# Task instructions
Tally the lines with the word "using" and report the number alone.

Data entries
▽

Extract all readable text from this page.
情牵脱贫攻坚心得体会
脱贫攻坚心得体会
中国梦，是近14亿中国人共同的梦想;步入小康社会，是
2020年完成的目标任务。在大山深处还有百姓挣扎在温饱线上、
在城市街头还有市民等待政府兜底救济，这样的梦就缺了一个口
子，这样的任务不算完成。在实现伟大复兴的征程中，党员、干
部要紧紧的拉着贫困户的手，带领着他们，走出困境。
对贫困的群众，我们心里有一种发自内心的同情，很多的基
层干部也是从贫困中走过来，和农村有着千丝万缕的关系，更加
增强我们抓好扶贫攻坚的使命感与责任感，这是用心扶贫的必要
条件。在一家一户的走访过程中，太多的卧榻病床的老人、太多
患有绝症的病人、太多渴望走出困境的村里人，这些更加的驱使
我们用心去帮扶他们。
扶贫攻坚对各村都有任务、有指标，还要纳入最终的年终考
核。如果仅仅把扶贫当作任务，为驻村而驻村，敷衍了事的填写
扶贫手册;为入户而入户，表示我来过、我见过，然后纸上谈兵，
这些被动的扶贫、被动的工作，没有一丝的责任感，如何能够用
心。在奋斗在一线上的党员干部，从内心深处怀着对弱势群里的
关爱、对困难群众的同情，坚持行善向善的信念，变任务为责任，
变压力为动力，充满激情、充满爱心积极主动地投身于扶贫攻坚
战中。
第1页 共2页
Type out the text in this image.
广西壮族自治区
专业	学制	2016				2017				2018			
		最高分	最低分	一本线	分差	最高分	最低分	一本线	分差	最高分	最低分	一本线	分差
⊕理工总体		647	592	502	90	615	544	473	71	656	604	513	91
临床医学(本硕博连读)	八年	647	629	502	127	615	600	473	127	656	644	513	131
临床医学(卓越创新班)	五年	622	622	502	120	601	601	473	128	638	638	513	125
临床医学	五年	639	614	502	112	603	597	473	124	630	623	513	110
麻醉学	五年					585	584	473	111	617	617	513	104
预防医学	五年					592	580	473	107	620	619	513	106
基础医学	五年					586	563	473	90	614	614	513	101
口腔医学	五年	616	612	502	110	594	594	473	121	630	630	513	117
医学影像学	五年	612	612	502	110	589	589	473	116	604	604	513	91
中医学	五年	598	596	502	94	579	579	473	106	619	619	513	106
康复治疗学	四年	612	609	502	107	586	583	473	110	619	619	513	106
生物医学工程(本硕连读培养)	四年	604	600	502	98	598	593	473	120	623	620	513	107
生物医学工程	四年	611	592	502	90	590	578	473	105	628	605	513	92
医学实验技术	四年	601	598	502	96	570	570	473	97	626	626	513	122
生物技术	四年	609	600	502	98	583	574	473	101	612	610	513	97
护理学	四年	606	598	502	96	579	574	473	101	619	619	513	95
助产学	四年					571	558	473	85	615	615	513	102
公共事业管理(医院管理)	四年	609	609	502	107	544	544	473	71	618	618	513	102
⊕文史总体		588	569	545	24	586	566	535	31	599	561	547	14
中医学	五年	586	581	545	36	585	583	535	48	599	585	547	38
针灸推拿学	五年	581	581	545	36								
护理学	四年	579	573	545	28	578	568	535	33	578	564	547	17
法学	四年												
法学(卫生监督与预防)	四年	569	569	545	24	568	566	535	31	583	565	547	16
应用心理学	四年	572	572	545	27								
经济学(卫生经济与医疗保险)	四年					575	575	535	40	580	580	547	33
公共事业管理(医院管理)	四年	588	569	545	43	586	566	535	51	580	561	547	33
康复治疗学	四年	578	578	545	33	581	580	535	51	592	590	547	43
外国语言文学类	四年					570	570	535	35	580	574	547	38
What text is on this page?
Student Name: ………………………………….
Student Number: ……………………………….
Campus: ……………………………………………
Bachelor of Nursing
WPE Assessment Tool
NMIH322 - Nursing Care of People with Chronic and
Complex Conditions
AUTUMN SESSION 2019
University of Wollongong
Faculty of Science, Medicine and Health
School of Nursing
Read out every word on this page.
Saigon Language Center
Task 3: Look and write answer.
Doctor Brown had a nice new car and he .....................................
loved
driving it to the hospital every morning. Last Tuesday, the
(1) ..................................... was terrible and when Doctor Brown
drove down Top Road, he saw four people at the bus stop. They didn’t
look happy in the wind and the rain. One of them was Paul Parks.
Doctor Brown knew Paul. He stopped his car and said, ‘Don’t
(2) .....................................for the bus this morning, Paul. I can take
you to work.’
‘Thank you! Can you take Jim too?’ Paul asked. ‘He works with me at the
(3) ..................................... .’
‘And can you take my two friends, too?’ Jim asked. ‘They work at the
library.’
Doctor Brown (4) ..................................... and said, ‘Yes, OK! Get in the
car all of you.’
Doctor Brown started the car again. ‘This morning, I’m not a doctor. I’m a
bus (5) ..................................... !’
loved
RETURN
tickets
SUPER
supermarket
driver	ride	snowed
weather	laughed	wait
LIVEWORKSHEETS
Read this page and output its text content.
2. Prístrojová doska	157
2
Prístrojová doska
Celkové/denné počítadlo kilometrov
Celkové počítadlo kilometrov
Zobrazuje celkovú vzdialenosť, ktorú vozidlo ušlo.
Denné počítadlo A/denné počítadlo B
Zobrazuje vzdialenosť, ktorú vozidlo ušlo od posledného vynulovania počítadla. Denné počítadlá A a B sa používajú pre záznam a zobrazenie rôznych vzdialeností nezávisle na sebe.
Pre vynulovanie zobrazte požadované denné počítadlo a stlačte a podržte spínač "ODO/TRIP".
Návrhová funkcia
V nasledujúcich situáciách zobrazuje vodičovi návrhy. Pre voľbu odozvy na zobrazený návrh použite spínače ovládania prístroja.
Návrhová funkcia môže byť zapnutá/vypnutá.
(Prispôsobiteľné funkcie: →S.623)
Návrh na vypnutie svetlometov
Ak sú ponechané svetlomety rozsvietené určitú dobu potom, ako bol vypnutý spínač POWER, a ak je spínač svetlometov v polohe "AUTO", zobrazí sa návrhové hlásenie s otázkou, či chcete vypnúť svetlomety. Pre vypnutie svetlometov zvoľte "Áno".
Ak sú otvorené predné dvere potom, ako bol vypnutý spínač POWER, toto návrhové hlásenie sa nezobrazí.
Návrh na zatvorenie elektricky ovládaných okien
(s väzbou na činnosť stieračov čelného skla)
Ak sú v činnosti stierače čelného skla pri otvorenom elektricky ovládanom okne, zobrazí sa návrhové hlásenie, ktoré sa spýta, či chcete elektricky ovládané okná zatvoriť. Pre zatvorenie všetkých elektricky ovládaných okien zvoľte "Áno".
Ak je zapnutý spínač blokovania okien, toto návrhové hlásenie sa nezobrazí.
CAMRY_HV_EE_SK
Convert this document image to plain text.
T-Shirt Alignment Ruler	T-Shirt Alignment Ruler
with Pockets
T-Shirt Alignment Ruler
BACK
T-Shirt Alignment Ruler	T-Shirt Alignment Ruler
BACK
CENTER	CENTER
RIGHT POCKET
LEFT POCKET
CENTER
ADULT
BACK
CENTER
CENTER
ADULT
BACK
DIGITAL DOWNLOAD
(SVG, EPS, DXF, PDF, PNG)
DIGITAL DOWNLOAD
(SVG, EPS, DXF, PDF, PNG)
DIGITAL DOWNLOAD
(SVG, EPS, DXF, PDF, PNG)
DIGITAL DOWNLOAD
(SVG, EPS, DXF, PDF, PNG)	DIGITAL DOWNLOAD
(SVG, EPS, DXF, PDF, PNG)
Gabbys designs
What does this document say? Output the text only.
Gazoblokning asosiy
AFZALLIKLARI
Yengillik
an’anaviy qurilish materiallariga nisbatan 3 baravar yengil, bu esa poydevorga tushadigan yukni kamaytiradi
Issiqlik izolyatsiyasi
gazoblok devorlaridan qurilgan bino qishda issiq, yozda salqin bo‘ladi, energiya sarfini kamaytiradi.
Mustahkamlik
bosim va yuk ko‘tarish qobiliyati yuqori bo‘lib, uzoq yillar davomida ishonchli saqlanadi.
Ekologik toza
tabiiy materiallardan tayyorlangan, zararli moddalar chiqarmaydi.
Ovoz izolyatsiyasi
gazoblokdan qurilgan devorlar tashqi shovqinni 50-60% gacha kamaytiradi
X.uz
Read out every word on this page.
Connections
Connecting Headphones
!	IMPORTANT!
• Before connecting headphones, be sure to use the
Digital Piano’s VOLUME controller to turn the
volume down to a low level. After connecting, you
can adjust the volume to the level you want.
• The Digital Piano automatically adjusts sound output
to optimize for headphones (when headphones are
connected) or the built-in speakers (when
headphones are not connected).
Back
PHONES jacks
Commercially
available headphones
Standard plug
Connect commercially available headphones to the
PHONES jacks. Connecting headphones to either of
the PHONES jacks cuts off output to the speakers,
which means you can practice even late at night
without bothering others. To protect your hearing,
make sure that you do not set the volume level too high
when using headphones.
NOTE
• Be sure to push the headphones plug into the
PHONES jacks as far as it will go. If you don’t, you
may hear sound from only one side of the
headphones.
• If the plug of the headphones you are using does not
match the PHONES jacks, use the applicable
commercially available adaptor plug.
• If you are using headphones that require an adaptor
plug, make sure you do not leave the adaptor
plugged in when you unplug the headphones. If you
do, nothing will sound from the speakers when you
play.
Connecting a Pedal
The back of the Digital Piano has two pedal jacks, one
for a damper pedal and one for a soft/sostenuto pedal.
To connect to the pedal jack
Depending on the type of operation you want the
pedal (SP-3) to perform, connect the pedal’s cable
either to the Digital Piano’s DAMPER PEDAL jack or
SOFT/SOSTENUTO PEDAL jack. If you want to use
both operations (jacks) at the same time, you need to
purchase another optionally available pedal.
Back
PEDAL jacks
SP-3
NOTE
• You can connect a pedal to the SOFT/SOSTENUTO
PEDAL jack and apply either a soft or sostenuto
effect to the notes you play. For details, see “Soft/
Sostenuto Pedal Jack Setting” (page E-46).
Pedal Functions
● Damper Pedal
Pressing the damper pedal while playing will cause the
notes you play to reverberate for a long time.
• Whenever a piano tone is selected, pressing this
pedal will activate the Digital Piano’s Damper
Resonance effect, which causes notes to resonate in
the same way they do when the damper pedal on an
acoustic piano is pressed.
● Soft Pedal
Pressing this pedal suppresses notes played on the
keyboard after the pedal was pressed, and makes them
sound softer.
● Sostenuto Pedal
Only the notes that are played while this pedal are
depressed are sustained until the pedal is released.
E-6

△

# Expected answer
3